本文:
京葉銀行は勘定系システムをオープン系で刷新することを決めた。2018年からの稼働を目指している。システムを構築する日立製作所が5月7日に発表した。
今回、京葉銀行が採用するパッケージは、現在、日立と静岡銀行が共同で開発を進めている。従来のメインフレームの信頼性を目指してオープン系製品を全面的に採用し、システム構築や運用コストの最適化、システムの機能追加、新商品開発の迅速化や高度化を目指す。
OSには「Red Hat Enterprise Linux」を採用する。ハードウェアでは垂直統合型システム製品の「BladeSymphony」、企業向けディスクアレイシステム「Hitachi Virtual Storage Platform」を活用。これらの上で業務アプリケーションを支援する金融フレームワークや金融向けにトランザクションを処理するための「uCosminexus TP1/Financial Service Platform」などのミドルウェアを組み合わせてシステムを構築する。

提示資料:
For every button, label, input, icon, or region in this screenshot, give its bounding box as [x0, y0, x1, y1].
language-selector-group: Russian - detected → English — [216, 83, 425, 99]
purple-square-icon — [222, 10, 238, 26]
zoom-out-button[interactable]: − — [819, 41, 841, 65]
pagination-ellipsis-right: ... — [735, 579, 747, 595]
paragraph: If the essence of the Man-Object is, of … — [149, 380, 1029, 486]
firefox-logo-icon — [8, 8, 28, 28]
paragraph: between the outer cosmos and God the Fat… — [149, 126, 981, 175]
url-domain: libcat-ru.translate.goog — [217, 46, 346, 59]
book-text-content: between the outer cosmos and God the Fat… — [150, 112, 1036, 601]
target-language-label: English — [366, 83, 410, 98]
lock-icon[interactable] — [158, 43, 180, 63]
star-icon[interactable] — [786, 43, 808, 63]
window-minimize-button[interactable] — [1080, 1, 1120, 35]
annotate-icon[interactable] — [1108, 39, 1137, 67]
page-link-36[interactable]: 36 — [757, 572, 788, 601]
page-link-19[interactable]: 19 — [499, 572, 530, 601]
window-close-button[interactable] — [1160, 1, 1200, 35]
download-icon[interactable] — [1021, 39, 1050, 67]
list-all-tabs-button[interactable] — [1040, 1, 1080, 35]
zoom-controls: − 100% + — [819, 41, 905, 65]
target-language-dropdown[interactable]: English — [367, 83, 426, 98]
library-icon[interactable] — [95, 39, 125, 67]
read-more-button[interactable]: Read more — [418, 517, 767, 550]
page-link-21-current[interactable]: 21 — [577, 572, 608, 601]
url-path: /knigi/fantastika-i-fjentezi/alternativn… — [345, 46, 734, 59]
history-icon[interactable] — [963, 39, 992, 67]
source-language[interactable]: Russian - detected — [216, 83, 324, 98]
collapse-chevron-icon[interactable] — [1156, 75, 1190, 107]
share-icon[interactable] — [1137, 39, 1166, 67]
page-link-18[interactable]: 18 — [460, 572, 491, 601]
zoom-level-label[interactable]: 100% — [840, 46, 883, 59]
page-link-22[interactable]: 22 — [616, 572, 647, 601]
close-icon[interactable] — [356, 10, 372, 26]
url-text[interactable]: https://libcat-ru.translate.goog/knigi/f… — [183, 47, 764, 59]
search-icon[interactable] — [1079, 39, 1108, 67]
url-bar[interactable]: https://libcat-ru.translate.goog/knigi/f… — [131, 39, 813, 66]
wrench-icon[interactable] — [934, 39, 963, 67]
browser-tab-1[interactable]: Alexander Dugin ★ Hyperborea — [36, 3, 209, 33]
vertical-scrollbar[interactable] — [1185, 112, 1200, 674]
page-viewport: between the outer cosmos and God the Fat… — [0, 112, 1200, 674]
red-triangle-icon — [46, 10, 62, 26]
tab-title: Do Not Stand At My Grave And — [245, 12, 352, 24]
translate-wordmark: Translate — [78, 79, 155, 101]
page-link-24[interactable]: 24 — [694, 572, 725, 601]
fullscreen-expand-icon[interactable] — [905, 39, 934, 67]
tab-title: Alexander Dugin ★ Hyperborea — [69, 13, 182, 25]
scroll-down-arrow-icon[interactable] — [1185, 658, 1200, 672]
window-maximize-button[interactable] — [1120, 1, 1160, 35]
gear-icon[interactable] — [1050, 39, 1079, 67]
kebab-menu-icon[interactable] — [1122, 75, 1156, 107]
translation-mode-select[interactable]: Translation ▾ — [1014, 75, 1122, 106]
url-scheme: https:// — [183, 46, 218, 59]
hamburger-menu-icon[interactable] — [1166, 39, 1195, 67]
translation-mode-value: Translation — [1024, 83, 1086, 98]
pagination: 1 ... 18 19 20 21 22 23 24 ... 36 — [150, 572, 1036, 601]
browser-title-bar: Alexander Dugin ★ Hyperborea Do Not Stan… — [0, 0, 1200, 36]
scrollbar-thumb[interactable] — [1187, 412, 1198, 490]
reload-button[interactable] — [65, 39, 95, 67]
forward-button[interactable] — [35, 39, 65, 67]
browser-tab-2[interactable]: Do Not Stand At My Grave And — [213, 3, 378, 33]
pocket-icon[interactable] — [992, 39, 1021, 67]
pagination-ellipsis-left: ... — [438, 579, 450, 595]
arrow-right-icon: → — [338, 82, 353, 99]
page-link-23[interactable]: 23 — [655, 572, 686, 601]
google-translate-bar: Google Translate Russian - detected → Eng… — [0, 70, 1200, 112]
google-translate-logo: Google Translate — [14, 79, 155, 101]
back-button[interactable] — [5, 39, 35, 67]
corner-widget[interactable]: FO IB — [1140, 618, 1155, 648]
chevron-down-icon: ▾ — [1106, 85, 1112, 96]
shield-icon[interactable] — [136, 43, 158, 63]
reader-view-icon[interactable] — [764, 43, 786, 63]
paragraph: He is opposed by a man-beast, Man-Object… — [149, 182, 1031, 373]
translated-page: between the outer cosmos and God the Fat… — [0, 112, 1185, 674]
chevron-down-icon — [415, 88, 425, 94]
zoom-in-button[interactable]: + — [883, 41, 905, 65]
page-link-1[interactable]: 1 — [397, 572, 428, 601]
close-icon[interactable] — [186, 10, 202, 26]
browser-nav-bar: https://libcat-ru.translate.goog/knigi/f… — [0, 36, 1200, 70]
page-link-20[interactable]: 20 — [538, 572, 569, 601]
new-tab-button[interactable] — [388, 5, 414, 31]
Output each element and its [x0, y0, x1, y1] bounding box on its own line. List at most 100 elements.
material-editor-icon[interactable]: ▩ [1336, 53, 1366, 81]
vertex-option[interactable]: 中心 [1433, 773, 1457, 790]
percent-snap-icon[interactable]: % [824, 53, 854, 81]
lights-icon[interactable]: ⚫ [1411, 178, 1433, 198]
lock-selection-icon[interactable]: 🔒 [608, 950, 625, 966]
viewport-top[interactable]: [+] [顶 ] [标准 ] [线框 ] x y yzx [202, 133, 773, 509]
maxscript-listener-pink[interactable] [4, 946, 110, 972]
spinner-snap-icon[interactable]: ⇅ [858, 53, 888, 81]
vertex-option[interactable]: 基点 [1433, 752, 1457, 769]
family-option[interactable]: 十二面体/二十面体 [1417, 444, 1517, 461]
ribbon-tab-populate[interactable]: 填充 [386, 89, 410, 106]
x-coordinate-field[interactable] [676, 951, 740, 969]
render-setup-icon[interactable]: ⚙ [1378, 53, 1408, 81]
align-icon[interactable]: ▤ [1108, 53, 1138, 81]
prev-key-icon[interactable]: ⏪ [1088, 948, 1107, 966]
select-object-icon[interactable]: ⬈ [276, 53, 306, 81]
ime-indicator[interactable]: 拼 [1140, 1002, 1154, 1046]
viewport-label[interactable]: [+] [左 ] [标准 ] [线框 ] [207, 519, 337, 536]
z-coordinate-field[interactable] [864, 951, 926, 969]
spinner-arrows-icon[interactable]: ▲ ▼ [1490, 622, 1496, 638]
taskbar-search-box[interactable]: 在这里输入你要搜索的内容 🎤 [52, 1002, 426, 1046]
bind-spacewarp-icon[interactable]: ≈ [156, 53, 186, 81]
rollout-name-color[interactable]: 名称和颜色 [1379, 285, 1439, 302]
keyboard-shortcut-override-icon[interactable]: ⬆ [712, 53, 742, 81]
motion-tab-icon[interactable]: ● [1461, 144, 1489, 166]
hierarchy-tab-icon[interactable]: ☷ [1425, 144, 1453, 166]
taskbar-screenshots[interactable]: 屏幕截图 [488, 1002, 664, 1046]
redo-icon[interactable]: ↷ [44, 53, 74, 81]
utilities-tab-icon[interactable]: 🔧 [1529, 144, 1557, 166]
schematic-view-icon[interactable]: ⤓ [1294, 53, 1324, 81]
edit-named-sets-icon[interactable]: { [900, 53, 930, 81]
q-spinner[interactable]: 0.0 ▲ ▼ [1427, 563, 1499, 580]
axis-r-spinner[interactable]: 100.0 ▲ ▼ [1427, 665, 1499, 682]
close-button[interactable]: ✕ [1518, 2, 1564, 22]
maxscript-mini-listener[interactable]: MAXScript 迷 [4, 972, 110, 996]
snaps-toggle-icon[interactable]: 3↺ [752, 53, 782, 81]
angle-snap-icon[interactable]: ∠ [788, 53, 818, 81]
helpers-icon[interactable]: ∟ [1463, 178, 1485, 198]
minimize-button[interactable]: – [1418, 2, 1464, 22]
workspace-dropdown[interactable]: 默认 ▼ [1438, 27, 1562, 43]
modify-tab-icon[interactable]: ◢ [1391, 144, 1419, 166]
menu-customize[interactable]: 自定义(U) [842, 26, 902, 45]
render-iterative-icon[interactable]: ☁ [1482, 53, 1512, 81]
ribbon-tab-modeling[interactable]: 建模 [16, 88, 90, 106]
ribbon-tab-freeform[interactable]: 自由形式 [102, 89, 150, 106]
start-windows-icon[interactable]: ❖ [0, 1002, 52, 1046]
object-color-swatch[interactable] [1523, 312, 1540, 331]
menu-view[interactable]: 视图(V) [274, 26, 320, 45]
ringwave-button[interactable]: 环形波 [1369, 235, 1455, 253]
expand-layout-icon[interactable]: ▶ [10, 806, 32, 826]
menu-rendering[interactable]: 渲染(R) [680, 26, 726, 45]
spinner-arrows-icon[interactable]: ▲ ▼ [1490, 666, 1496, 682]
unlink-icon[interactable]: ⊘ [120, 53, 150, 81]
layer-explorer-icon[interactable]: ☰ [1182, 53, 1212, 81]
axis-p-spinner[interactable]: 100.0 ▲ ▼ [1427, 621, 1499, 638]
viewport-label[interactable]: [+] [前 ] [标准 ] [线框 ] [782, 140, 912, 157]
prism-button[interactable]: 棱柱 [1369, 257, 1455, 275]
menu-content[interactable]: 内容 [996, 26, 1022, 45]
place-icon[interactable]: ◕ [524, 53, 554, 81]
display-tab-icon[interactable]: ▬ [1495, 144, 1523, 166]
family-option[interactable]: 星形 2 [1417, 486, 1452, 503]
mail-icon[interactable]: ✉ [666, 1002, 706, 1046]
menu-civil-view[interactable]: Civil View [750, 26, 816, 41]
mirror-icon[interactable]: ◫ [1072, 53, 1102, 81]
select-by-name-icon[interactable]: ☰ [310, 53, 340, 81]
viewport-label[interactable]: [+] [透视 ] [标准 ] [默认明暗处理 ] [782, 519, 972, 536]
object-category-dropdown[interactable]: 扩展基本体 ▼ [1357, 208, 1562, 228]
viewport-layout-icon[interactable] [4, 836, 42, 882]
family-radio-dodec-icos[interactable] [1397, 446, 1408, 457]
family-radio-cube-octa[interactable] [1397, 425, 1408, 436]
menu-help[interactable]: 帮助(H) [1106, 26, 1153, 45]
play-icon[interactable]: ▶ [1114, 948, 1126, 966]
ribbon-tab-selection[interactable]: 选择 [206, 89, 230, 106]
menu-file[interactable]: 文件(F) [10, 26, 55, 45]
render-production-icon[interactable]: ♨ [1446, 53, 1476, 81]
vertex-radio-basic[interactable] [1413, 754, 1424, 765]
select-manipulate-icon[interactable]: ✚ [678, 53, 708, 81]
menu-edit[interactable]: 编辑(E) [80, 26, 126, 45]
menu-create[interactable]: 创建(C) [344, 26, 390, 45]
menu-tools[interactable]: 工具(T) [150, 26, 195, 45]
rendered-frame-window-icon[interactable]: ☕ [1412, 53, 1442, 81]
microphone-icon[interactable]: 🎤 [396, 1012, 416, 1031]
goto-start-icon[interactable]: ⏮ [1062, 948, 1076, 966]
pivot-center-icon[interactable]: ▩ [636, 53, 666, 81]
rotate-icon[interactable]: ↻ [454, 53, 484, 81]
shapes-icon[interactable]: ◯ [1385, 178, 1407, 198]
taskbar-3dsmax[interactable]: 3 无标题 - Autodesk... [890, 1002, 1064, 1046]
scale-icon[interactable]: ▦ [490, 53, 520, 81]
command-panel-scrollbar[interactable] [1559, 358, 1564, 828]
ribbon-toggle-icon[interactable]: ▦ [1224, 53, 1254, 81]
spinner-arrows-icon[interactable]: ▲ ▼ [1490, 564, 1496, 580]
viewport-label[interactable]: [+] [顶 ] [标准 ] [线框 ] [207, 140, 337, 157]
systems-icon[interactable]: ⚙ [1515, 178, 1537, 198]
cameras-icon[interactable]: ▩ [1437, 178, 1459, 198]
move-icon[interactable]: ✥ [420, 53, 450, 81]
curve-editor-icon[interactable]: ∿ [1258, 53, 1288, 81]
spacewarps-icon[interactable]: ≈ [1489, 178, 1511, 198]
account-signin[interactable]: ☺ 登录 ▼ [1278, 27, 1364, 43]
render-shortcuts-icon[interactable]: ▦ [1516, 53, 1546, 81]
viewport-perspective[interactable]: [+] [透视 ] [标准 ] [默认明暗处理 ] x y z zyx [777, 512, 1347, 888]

設問:
a) 京葉銀行のシステム刷新の記事にある「京葉銀行は勘定系システムをオープン系で刷新することを決めた。」という文を英語に訳してください。
b) 京葉銀行のシステム刷新の記事から、「京葉銀行は勘定系システムをオ」から「TP1/Financial Service Platform」などのミドルウェアを組み合わせてシステムを構築する。」までの部分を一字一句変えずに抜き出して返してください。
各行は本文とは別の資料です。

解答:
a) Keiyo Bank has decided to overhaul its core banking system using open systems.

b)
京葉銀行は勘定系システムをオープン系で刷新することを決めた。2018年からの稼働を目指している。システムを構築する日立製作所が5月7日に発表した。
今回、京葉銀行が採用するパッケージは、現在、日立と静岡銀行が共同で開発を進めている。従来のメインフレームの信頼性を目指してオープン系製品を全面的に採用し、システム構築や運用コストの最適化、システムの機能追加、新商品開発の迅速化や高度化を目指す。
OSには「Red Hat Enterprise Linux」を採用する。ハードウェアでは垂直統合型システム製品の「BladeSymphony」、企業向けディスクアレイシステム「Hitachi Virtual Storage Platform」を活用。これらの上で業務アプリケーションを支援する金融フレームワークや金融向けにトランザクションを処理するための「uCosminexus TP1/Financial Service Platform」などのミドルウェアを組み合わせてシステムを構築する。